WHAT IS ASKED
Give only the number of lines in the records that include the string "中国口语传播研究".

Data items
+ + + + +
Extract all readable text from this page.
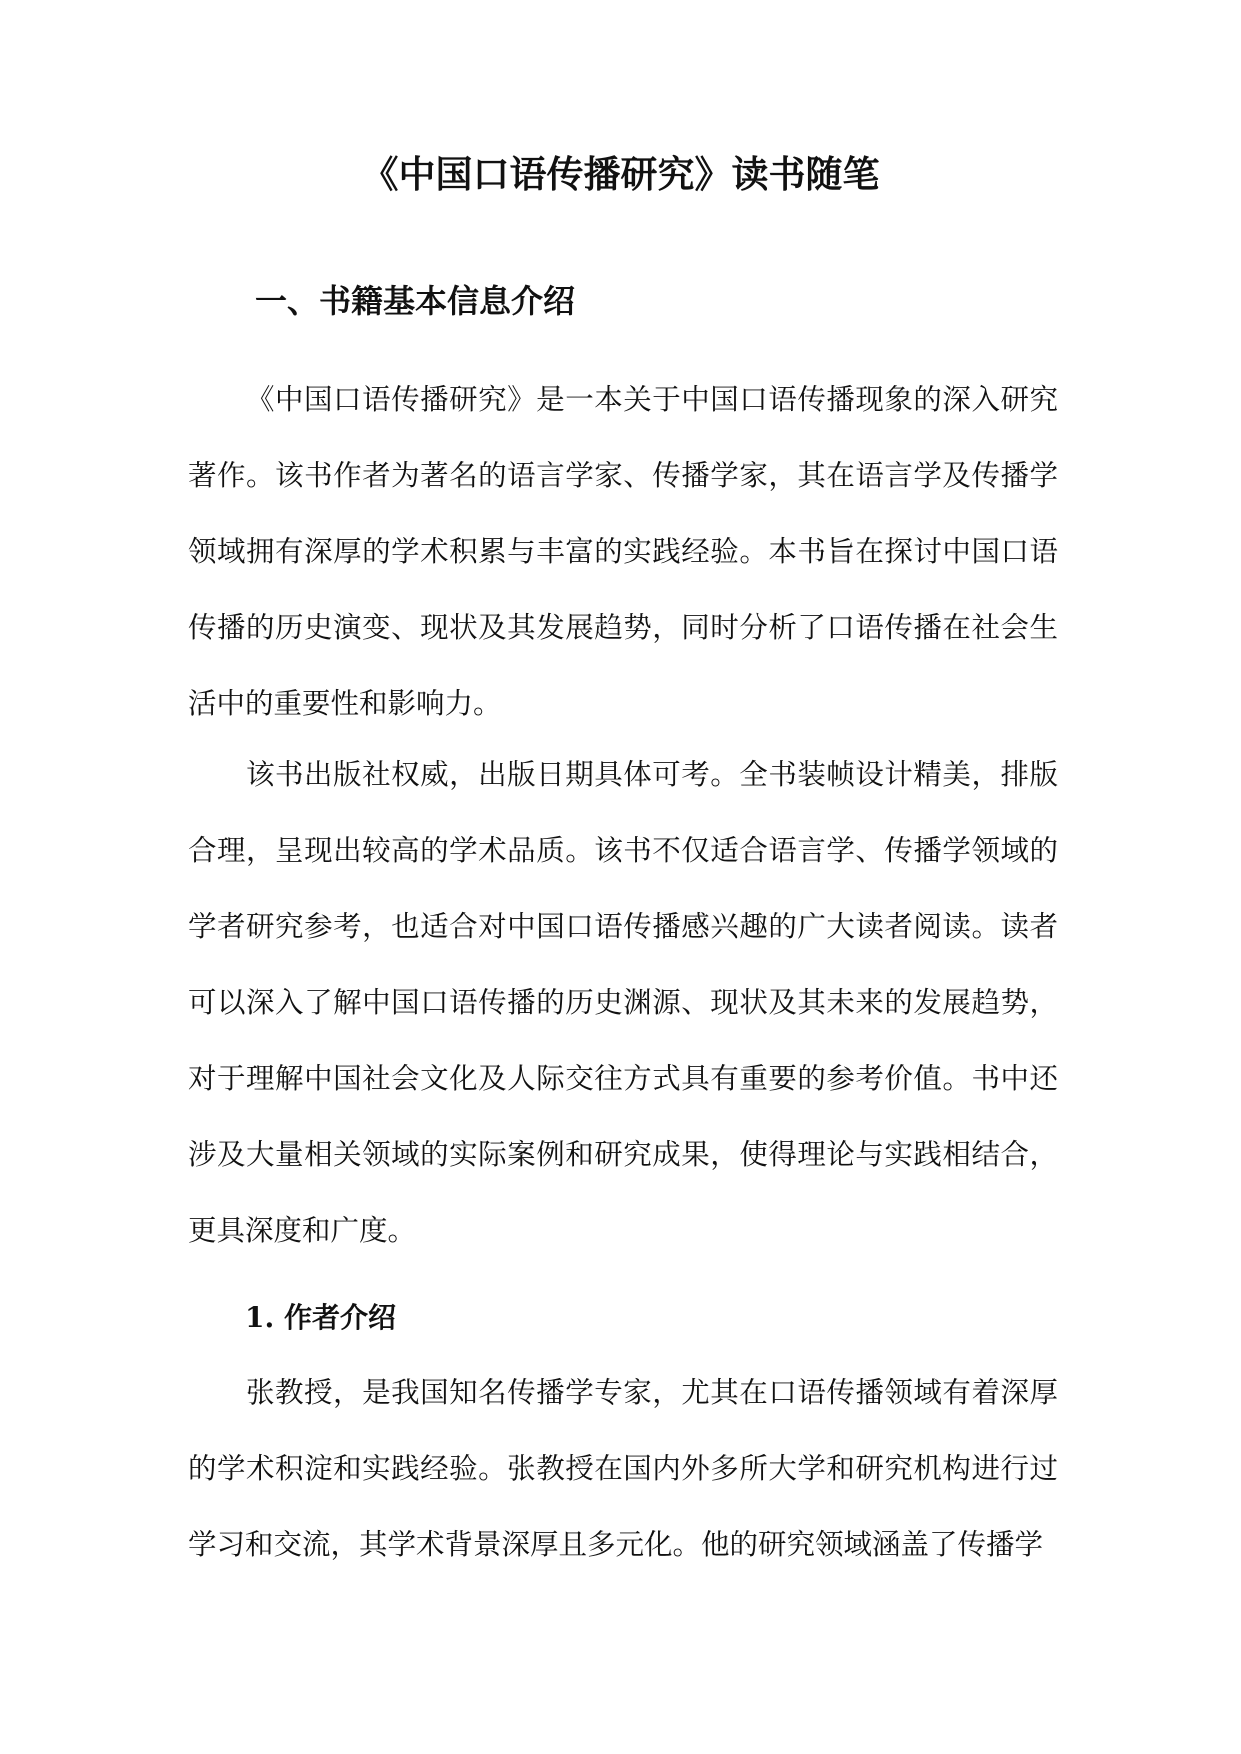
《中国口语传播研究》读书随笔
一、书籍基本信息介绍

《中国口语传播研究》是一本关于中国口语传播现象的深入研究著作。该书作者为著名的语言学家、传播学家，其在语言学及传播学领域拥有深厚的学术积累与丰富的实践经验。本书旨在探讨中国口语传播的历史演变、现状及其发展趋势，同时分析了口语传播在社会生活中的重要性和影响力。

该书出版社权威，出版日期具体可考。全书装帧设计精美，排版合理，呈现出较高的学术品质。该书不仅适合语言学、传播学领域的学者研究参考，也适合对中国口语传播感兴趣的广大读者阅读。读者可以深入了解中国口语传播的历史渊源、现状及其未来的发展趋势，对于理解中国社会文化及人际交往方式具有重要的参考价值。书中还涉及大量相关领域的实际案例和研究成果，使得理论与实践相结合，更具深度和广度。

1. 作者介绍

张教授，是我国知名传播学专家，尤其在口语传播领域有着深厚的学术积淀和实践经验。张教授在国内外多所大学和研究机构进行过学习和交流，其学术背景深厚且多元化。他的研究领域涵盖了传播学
+ + + + +
ANSWER TO THIS EXERCISE
2